The problem: Copy every line of the entries that includes the word "CourseName".

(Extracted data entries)
============
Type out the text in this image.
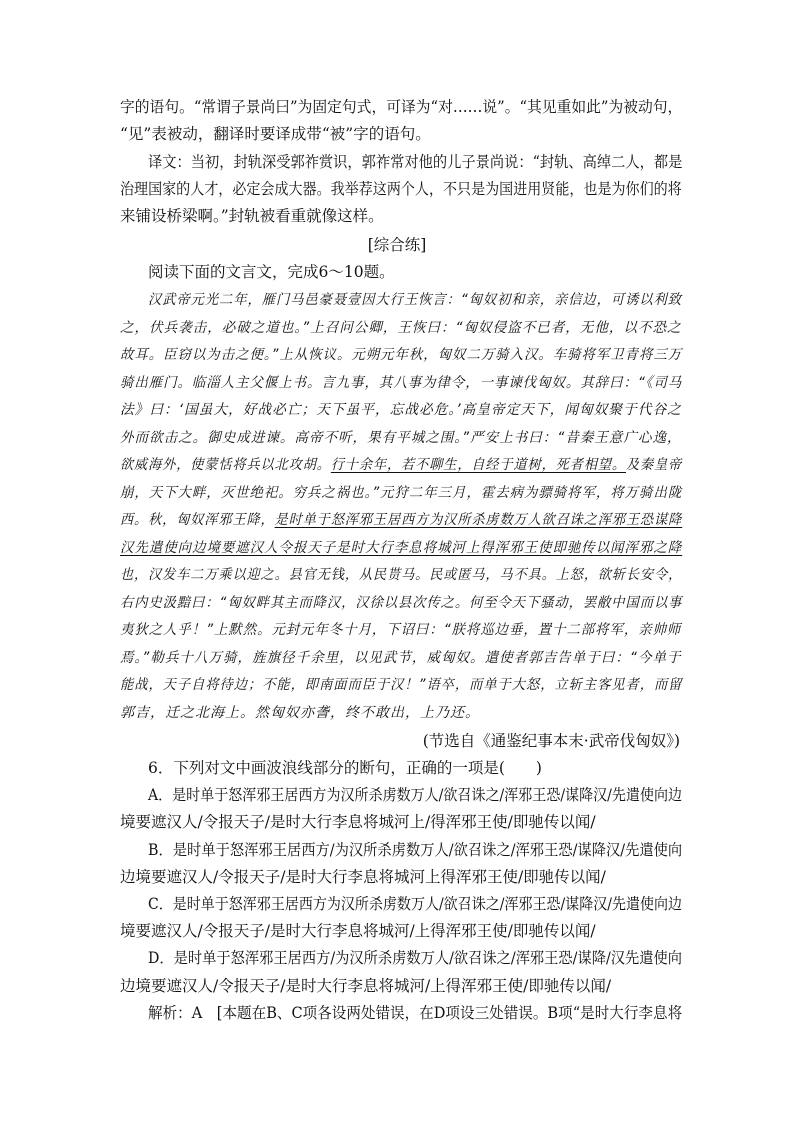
字的语句。“常谓子景尚曰”为固定句式，可译为“对……说”。“其见重如此”为被动句，
“见”表被动，翻译时要译成带“被”字的语句。
译文：当初，封轨深受郭祚赏识，郭祚常对他的儿子景尚说：“封轨、高绰二人，都是
治理国家的人才，必定会成大器。我举荐这两个人，不只是为国进用贤能，也是为你们的将
来铺设桥梁啊。”封轨被看重就像这样。
[综合练]
阅读下面的文言文，完成6～10题。
汉武帝元光二年，雁门马邑豪聂壹因大行王恢言：“匈奴初和亲，亲信边，可诱以利致
之，伏兵袭击，必破之道也。”上召问公卿，王恢曰：“匈奴侵盗不已者，无他，以不恐之
故耳。臣窃以为击之便。”上从恢议。元朔元年秋，匈奴二万骑入汉。车骑将军卫青将三万
骑出雁门。临淄人主父偃上书。言九事，其八事为律令，一事谏伐匈奴。其辞曰：“《司马
法》曰：‘国虽大，好战必亡；天下虽平，忘战必危。’高皇帝定天下，闻匈奴聚于代谷之
外而欲击之。御史成进谏。高帝不听，果有平城之围。”严安上书曰：“昔秦王意广心逸，
欲威海外，使蒙恬将兵以北攻胡。行十余年，若不聊生，自经于道树，死者相望。及秦皇帝
崩，天下大畔，灭世绝祀。穷兵之祸也。”元狩二年三月，霍去病为骠骑将军，将万骑出陇
西。秋，匈奴浑邪王降，是时单于怒浑邪王居西方为汉所杀虏数万人欲召诛之浑邪王恐谋降
汉先遣使向边境要遮汉人令报天子是时大行李息将城河上得浑邪王使即驰传以闻浑邪之降
也，汉发车二万乘以迎之。县官无钱，从民贳马。民或匿马，马不具。上怒，欲斩长安令，
右内史汲黯曰：“匈奴畔其主而降汉，汉徐以县次传之。何至令天下骚动，罢敝中国而以事
夷狄之人乎！”上默然。元封元年冬十月，下诏曰：“朕将巡边垂，置十二部将军，亲帅师
焉。”勒兵十八万骑，旌旗径千余里，以见武节，威匈奴。遣使者郭吉告单于曰：“今单于
能战，天子自将待边；不能，即南面而臣于汉！”语卒，而单于大怒，立斩主客见者，而留
郭吉，迁之北海上。然匈奴亦詟，终不敢出，上乃还。
(节选自《通鉴纪事本末·武帝伐匈奴》)
6．下列对文中画波浪线部分的断句，正确的一项是(　　)
A．是时单于怒浑邪王居西方为汉所杀虏数万人/欲召诛之/浑邪王恐/谋降汉/先遣使向边
境要遮汉人/令报天子/是时大行李息将城河上/得浑邪王使/即驰传以闻/
B．是时单于怒浑邪王居西方/为汉所杀虏数万人/欲召诛之/浑邪王恐/谋降汉/先遣使向
边境要遮汉人/令报天子/是时大行李息将城河上得浑邪王使/即驰传以闻/
C．是时单于怒浑邪王居西方为汉所杀虏数万人/欲召诛之/浑邪王恐/谋降汉/先遣使向边
境要遮汉人/令报天子/是时大行李息将城河/上得浑邪王使/即驰传以闻/
D．是时单于怒浑邪王居西方/为汉所杀虏数万人/欲召诛之/浑邪王恐/谋降/汉先遣使向
边境要遮汉人/令报天子/是时大行李息将城河/上得浑邪王使/即驰传以闻/
解析：A　[本题在B、C项各设两处错误，在D项设三处错误。B项“是时大行李息将
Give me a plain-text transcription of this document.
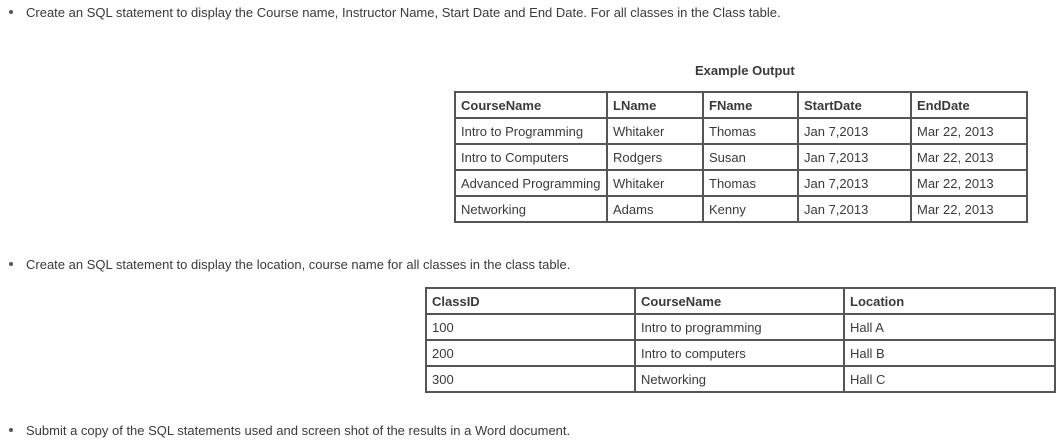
Create an SQL statement to display the Course name, Instructor Name, Start Date and End Date. For all classes in the Class table.
Example Output
CourseName	LName	FName	StartDate	EndDate
Intro to Programming	Whitaker	Thomas	Jan 7,2013	Mar 22, 2013
Intro to Computers	Rodgers	Susan	Jan 7,2013	Mar 22, 2013
Advanced Programming	Whitaker	Thomas	Jan 7,2013	Mar 22, 2013
Networking	Adams	Kenny	Jan 7,2013	Mar 22, 2013
Create an SQL statement to display the location, course name for all classes in the class table.
ClassID	CourseName	Location
100	Intro to programming	Hall A
200	Intro to computers	Hall B
300	Networking	Hall C
Submit a copy of the SQL statements used and screen shot of the results in a Word document.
============
Answer to this task:
CourseName	LName	FName	StartDate	EndDate
ClassID	CourseName	Location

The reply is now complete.